> WHAT TO WORK ON: Report all lines holding "height".

> Source data:
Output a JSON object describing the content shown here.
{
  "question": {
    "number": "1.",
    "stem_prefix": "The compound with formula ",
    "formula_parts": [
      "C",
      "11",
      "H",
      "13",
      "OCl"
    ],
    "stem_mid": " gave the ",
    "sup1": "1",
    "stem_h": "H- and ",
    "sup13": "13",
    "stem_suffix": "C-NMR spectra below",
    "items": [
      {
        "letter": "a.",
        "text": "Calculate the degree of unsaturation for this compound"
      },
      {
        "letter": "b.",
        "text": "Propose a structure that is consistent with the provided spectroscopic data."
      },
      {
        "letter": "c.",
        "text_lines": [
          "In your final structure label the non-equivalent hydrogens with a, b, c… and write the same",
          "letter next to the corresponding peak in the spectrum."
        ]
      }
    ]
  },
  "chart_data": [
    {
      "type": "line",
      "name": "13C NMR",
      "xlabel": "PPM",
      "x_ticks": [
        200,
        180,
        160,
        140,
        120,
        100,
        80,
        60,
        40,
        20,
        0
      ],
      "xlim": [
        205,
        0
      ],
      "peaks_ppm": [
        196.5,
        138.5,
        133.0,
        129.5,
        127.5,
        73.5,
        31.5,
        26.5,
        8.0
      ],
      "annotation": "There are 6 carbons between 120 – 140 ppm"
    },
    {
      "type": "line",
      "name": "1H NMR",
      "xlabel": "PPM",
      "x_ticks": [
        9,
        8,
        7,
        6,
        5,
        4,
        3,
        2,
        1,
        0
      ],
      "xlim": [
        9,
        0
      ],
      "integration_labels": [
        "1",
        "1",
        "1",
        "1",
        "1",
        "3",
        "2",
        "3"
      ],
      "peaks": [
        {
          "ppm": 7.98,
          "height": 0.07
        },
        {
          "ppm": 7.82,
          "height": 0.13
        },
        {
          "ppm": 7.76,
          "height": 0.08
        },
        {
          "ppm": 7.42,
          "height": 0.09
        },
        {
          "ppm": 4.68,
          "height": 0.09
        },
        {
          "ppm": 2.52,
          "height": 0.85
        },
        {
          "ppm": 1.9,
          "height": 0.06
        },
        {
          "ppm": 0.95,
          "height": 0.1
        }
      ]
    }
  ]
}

> ANSWER TO THIS EXERCISE:
          "height": 0.07
          "height": 0.13
          "height": 0.08
          "height": 0.09
          "height": 0.09
          "height": 0.85
          "height": 0.06
          "height": 0.1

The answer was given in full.